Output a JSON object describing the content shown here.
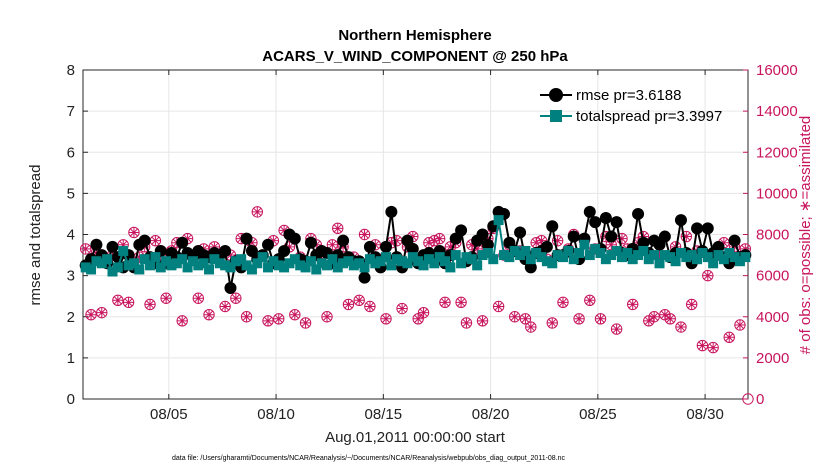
{
  "chart_data": {
    "type": "line",
    "title": "Northern Hemisphere",
    "subtitle": "ACARS_V_WIND_COMPONENT @ 250 hPa",
    "xlabel": "Aug.01,2011 00:00:00 start",
    "ylabel": "rmse and totalspread",
    "ylabel_right": "# of obs: o=possible; ∗=assimilated",
    "footnote": "data file: /Users/gharamti/Documents/NCAR/Reanalysis/~/Documents/NCAR/Reanalysis/webpub/obs_diag_output_2011-08.nc",
    "xlim": [
      1.0,
      32.0
    ],
    "ylim": [
      0,
      8
    ],
    "ylim_right": [
      0,
      16000
    ],
    "x_ticks": [
      5,
      10,
      15,
      20,
      25,
      30
    ],
    "x_tick_labels": [
      "08/05",
      "08/10",
      "08/15",
      "08/20",
      "08/25",
      "08/30"
    ],
    "y_ticks": [
      "0",
      "1",
      "2",
      "3",
      "4",
      "5",
      "6",
      "7",
      "8"
    ],
    "y_ticks_right": [
      "0",
      "2000",
      "4000",
      "6000",
      "8000",
      "10000",
      "12000",
      "14000",
      "16000"
    ],
    "grid": true,
    "legend_position": "top-right",
    "colors": {
      "rmse": "#000000",
      "totalspread": "#00807f",
      "obs": "#c8155e"
    },
    "x": [
      1.125,
      1.375,
      1.625,
      1.875,
      2.125,
      2.375,
      2.625,
      2.875,
      3.125,
      3.375,
      3.625,
      3.875,
      4.125,
      4.375,
      4.625,
      4.875,
      5.125,
      5.375,
      5.625,
      5.875,
      6.125,
      6.375,
      6.625,
      6.875,
      7.125,
      7.375,
      7.625,
      7.875,
      8.125,
      8.375,
      8.625,
      8.875,
      9.125,
      9.375,
      9.625,
      9.875,
      10.125,
      10.375,
      10.625,
      10.875,
      11.125,
      11.375,
      11.625,
      11.875,
      12.125,
      12.375,
      12.625,
      12.875,
      13.125,
      13.375,
      13.625,
      13.875,
      14.125,
      14.375,
      14.625,
      14.875,
      15.125,
      15.375,
      15.625,
      15.875,
      16.125,
      16.375,
      16.625,
      16.875,
      17.125,
      17.375,
      17.625,
      17.875,
      18.125,
      18.375,
      18.625,
      18.875,
      19.125,
      19.375,
      19.625,
      19.875,
      20.125,
      20.375,
      20.625,
      20.875,
      21.125,
      21.375,
      21.625,
      21.875,
      22.125,
      22.375,
      22.625,
      22.875,
      23.125,
      23.375,
      23.625,
      23.875,
      24.125,
      24.375,
      24.625,
      24.875,
      25.125,
      25.375,
      25.625,
      25.875,
      26.125,
      26.375,
      26.625,
      26.875,
      27.125,
      27.375,
      27.625,
      27.875,
      28.125,
      28.375,
      28.625,
      28.875,
      29.125,
      29.375,
      29.625,
      29.875,
      30.125,
      30.375,
      30.625,
      30.875,
      31.125,
      31.375,
      31.625,
      31.875
    ],
    "series": [
      {
        "name": "rmse pr=3.6188",
        "axis": "left",
        "values": [
          3.25,
          3.4,
          3.75,
          3.5,
          3.3,
          3.7,
          3.45,
          3.2,
          3.5,
          3.2,
          3.75,
          3.85,
          3.45,
          3.3,
          3.6,
          3.3,
          3.55,
          3.45,
          3.8,
          3.55,
          3.45,
          3.6,
          3.5,
          3.45,
          3.55,
          3.5,
          3.6,
          2.7,
          3.35,
          3.2,
          3.9,
          3.6,
          3.4,
          3.5,
          3.75,
          3.3,
          3.4,
          3.6,
          4.0,
          3.9,
          3.4,
          3.35,
          3.8,
          3.5,
          3.6,
          3.55,
          3.3,
          3.5,
          3.85,
          3.45,
          3.35,
          3.35,
          2.95,
          3.7,
          3.45,
          3.2,
          3.7,
          4.55,
          3.45,
          3.2,
          3.85,
          3.65,
          3.3,
          3.5,
          3.55,
          3.4,
          3.6,
          3.3,
          3.5,
          3.9,
          4.1,
          3.35,
          3.45,
          3.85,
          4.0,
          3.75,
          4.2,
          4.55,
          4.5,
          3.8,
          3.6,
          4.05,
          3.4,
          3.2,
          3.55,
          3.6,
          3.7,
          4.2,
          3.5,
          3.5,
          3.6,
          3.95,
          3.4,
          3.9,
          4.55,
          4.3,
          3.65,
          4.4,
          3.95,
          4.3,
          3.55,
          3.5,
          3.65,
          4.5,
          3.8,
          3.55,
          3.85,
          3.75,
          3.95,
          3.45,
          3.55,
          4.35,
          3.55,
          3.3,
          4.15,
          3.6,
          4.15,
          3.55,
          3.7,
          3.45,
          3.3,
          3.85,
          3.45,
          3.5
        ]
      },
      {
        "name": "totalspread pr=3.3997",
        "axis": "left",
        "values": [
          3.2,
          3.15,
          3.35,
          3.3,
          3.4,
          3.1,
          3.2,
          3.6,
          3.25,
          3.3,
          3.15,
          3.4,
          3.25,
          3.45,
          3.2,
          3.35,
          3.25,
          3.3,
          3.4,
          3.2,
          3.35,
          3.25,
          3.3,
          3.15,
          3.4,
          3.3,
          3.25,
          3.2,
          3.35,
          3.4,
          3.25,
          3.15,
          3.3,
          3.45,
          3.2,
          3.35,
          3.25,
          3.2,
          3.3,
          3.4,
          3.25,
          3.2,
          3.35,
          3.15,
          3.3,
          3.25,
          3.4,
          3.2,
          3.3,
          3.35,
          3.25,
          3.3,
          3.2,
          3.4,
          3.3,
          3.35,
          3.45,
          3.25,
          3.4,
          3.35,
          3.3,
          3.45,
          3.35,
          3.25,
          3.4,
          3.3,
          3.45,
          3.35,
          3.2,
          3.5,
          3.3,
          3.45,
          3.4,
          3.25,
          3.5,
          3.55,
          3.4,
          4.35,
          3.5,
          3.45,
          3.6,
          3.5,
          3.6,
          3.4,
          3.55,
          3.45,
          3.35,
          3.3,
          3.5,
          3.45,
          3.6,
          3.4,
          3.55,
          3.75,
          3.5,
          3.65,
          3.55,
          3.4,
          3.5,
          3.6,
          3.45,
          3.55,
          3.4,
          3.5,
          3.6,
          3.4,
          3.5,
          3.3,
          3.5,
          3.45,
          3.35,
          3.55,
          3.45,
          3.5,
          3.4,
          3.55,
          3.45,
          3.3,
          3.5,
          3.4,
          3.55,
          3.45,
          3.35,
          3.45
        ]
      },
      {
        "name": "# of obs possible",
        "axis": "right",
        "marker": "circle",
        "values": [
          7300,
          4100,
          7100,
          4200,
          6800,
          7000,
          4800,
          7500,
          4700,
          8100,
          6900,
          7400,
          4600,
          7700,
          7000,
          4900,
          7200,
          7600,
          3800,
          7800,
          7000,
          4900,
          7300,
          4100,
          7400,
          7000,
          4500,
          7000,
          4900,
          7800,
          4000,
          7600,
          9100,
          7000,
          3800,
          7700,
          3900,
          8200,
          7400,
          4100,
          6900,
          3700,
          7800,
          7500,
          7100,
          4000,
          7500,
          8300,
          7400,
          4600,
          6900,
          4800,
          8000,
          4500,
          7500,
          6800,
          3900,
          7600,
          7700,
          4400,
          7400,
          7900,
          3900,
          4200,
          7600,
          7700,
          7800,
          4700,
          7400,
          7600,
          4700,
          3700,
          7500,
          7300,
          3800,
          7800,
          8300,
          4500,
          7000,
          7500,
          4000,
          7200,
          3900,
          3500,
          7600,
          7700,
          6800,
          3700,
          7700,
          4700,
          7300,
          8000,
          3900,
          7700,
          4800,
          7300,
          3900,
          7900,
          7500,
          3400,
          7800,
          7300,
          4600,
          7600,
          7900,
          3800,
          4000,
          7000,
          4100,
          3900,
          7400,
          3500,
          7900,
          4600,
          7200,
          2600,
          6000,
          2500,
          7000,
          7600,
          3000,
          7400,
          3600,
          7300
        ]
      },
      {
        "name": "# of obs assimilated",
        "axis": "right",
        "marker": "asterisk",
        "values": [
          7300,
          4100,
          7100,
          4200,
          6800,
          7000,
          4800,
          7500,
          4700,
          8100,
          6900,
          7400,
          4600,
          7700,
          7000,
          4900,
          7200,
          7600,
          3800,
          7800,
          7000,
          4900,
          7300,
          4100,
          7400,
          7000,
          4500,
          7000,
          4900,
          7800,
          4000,
          7600,
          9100,
          7000,
          3800,
          7700,
          3900,
          8200,
          7400,
          4100,
          6900,
          3700,
          7800,
          7500,
          7100,
          4000,
          7500,
          8300,
          7400,
          4600,
          6900,
          4800,
          8000,
          4500,
          7500,
          6800,
          3900,
          7600,
          7700,
          4400,
          7400,
          7900,
          3900,
          4200,
          7600,
          7700,
          7800,
          4700,
          7400,
          7600,
          4700,
          3700,
          7500,
          7300,
          3800,
          7800,
          8300,
          4500,
          7000,
          7500,
          4000,
          7200,
          3900,
          3500,
          7600,
          7700,
          6800,
          3700,
          7700,
          4700,
          7300,
          8000,
          3900,
          7700,
          4800,
          7300,
          3900,
          7900,
          7500,
          3400,
          7800,
          7300,
          4600,
          7600,
          7900,
          3800,
          4000,
          7000,
          4100,
          3900,
          7400,
          3500,
          7900,
          4600,
          7200,
          2600,
          6000,
          2500,
          7000,
          7600,
          3000,
          7400,
          3600,
          7300
        ]
      }
    ]
  }
}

::::

• [THE PROBLEM] Go over the data above and copy every line that has the word "assimilated" in it.

• [EXERCISE ANSWER]
    "ylabel_right": "# of obs: o=possible; ∗=assimilated",
        "name": "# of obs assimilated",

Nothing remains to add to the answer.